(Data records)
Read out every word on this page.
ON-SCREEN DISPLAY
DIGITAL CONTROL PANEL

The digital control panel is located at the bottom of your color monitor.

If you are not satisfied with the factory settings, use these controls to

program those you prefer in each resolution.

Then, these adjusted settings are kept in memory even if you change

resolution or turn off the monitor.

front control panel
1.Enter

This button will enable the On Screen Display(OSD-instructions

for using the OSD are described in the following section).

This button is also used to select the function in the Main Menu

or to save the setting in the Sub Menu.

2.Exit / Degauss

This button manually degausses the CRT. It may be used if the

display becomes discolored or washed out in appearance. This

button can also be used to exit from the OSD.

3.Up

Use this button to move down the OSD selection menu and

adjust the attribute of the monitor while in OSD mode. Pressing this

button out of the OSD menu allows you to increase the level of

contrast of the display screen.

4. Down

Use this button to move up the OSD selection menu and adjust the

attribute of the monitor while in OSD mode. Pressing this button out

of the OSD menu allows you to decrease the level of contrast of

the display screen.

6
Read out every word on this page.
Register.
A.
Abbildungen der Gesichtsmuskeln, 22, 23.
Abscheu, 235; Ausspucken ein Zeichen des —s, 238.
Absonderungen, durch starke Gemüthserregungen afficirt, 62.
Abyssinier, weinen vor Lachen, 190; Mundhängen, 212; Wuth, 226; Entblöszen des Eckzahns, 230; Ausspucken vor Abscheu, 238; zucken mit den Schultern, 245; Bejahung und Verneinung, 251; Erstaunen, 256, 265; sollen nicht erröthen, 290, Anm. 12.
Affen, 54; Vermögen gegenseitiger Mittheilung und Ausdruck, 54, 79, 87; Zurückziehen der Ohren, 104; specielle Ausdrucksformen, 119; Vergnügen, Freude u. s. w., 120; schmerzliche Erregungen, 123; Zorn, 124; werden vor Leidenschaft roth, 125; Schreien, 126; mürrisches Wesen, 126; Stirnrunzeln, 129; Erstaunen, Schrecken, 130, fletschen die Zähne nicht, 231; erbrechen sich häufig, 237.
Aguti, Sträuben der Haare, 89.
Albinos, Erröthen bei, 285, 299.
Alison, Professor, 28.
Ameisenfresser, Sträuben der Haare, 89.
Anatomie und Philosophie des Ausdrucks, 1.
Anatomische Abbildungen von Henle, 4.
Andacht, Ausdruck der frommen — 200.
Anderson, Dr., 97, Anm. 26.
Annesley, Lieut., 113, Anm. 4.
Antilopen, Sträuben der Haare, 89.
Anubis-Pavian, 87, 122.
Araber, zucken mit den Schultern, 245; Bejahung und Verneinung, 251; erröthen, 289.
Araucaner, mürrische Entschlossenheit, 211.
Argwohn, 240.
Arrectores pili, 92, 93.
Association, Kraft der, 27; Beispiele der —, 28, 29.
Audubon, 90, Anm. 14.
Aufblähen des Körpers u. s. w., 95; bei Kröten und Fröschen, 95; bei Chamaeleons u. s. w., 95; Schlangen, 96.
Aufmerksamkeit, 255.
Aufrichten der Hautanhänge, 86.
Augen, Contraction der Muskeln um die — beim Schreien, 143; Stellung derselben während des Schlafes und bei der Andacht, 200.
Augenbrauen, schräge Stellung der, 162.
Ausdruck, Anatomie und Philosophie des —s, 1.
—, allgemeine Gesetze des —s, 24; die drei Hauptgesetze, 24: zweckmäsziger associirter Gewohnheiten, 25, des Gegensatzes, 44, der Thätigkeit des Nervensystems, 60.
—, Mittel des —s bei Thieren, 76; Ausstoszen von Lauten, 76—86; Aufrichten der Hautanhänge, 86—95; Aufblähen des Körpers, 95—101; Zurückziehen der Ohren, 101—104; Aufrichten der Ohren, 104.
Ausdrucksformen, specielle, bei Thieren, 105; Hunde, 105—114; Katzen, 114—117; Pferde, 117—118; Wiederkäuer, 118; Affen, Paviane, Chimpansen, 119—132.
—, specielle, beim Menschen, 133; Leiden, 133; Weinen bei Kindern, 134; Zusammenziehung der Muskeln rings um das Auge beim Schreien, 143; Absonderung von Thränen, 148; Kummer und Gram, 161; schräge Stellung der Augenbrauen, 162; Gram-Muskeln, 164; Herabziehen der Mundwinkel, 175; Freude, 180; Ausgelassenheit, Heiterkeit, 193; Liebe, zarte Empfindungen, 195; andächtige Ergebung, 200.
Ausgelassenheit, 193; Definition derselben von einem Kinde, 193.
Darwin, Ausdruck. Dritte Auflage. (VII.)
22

# GOAL:
Send back each record exactly as it stands.

# CORRECT ANSWER:
Read out every word on this page.
ON-SCREEN DISPLAY
DIGITAL CONTROL PANEL

The digital control panel is located at the bottom of your color monitor.

If you are not satisfied with the factory settings, use these controls to

program those you prefer in each resolution.

Then, these adjusted settings are kept in memory even if you change

resolution or turn off the monitor.

front control panel
1.Enter

This button will enable the On Screen Display(OSD-instructions

for using the OSD are described in the following section).

This button is also used to select the function in the Main Menu

or to save the setting in the Sub Menu.

2.Exit / Degauss

This button manually degausses the CRT. It may be used if the

display becomes discolored or washed out in appearance. This

button can also be used to exit from the OSD.

3.Up

Use this button to move down the OSD selection menu and

adjust the attribute of the monitor while in OSD mode. Pressing this

button out of the OSD menu allows you to increase the level of

contrast of the display screen.

4. Down

Use this button to move up the OSD selection menu and adjust the

attribute of the monitor while in OSD mode. Pressing this button out

of the OSD menu allows you to decrease the level of contrast of

the display screen.

6
Read out every word on this page.
Register.
A.
Abbildungen der Gesichtsmuskeln, 22, 23.
Abscheu, 235; Ausspucken ein Zeichen des —s, 238.
Absonderungen, durch starke Gemüthserregungen afficirt, 62.
Abyssinier, weinen vor Lachen, 190; Mundhängen, 212; Wuth, 226; Entblöszen des Eckzahns, 230; Ausspucken vor Abscheu, 238; zucken mit den Schultern, 245; Bejahung und Verneinung, 251; Erstaunen, 256, 265; sollen nicht erröthen, 290, Anm. 12.
Affen, 54; Vermögen gegenseitiger Mittheilung und Ausdruck, 54, 79, 87; Zurückziehen der Ohren, 104; specielle Ausdrucksformen, 119; Vergnügen, Freude u. s. w., 120; schmerzliche Erregungen, 123; Zorn, 124; werden vor Leidenschaft roth, 125; Schreien, 126; mürrisches Wesen, 126; Stirnrunzeln, 129; Erstaunen, Schrecken, 130, fletschen die Zähne nicht, 231; erbrechen sich häufig, 237.
Aguti, Sträuben der Haare, 89.
Albinos, Erröthen bei, 285, 299.
Alison, Professor, 28.
Ameisenfresser, Sträuben der Haare, 89.
Anatomie und Philosophie des Ausdrucks, 1.
Anatomische Abbildungen von Henle, 4.
Andacht, Ausdruck der frommen — 200.
Anderson, Dr., 97, Anm. 26.
Annesley, Lieut., 113, Anm. 4.
Antilopen, Sträuben der Haare, 89.
Anubis-Pavian, 87, 122.
Araber, zucken mit den Schultern, 245; Bejahung und Verneinung, 251; erröthen, 289.
Araucaner, mürrische Entschlossenheit, 211.
Argwohn, 240.
Arrectores pili, 92, 93.
Association, Kraft der, 27; Beispiele der —, 28, 29.
Audubon, 90, Anm. 14.
Aufblähen des Körpers u. s. w., 95; bei Kröten und Fröschen, 95; bei Chamaeleons u. s. w., 95; Schlangen, 96.
Aufmerksamkeit, 255.
Aufrichten der Hautanhänge, 86.
Augen, Contraction der Muskeln um die — beim Schreien, 143; Stellung derselben während des Schlafes und bei der Andacht, 200.
Augenbrauen, schräge Stellung der, 162.
Ausdruck, Anatomie und Philosophie des —s, 1.
—, allgemeine Gesetze des —s, 24; die drei Hauptgesetze, 24: zweckmäsziger associirter Gewohnheiten, 25, des Gegensatzes, 44, der Thätigkeit des Nervensystems, 60.
—, Mittel des —s bei Thieren, 76; Ausstoszen von Lauten, 76—86; Aufrichten der Hautanhänge, 86—95; Aufblähen des Körpers, 95—101; Zurückziehen der Ohren, 101—104; Aufrichten der Ohren, 104.
Ausdrucksformen, specielle, bei Thieren, 105; Hunde, 105—114; Katzen, 114—117; Pferde, 117—118; Wiederkäuer, 118; Affen, Paviane, Chimpansen, 119—132.
—, specielle, beim Menschen, 133; Leiden, 133; Weinen bei Kindern, 134; Zusammenziehung der Muskeln rings um das Auge beim Schreien, 143; Absonderung von Thränen, 148; Kummer und Gram, 161; schräge Stellung der Augenbrauen, 162; Gram-Muskeln, 164; Herabziehen der Mundwinkel, 175; Freude, 180; Ausgelassenheit, Heiterkeit, 193; Liebe, zarte Empfindungen, 195; andächtige Ergebung, 200.
Ausgelassenheit, 193; Definition derselben von einem Kinde, 193.
Darwin, Ausdruck. Dritte Auflage. (VII.)
22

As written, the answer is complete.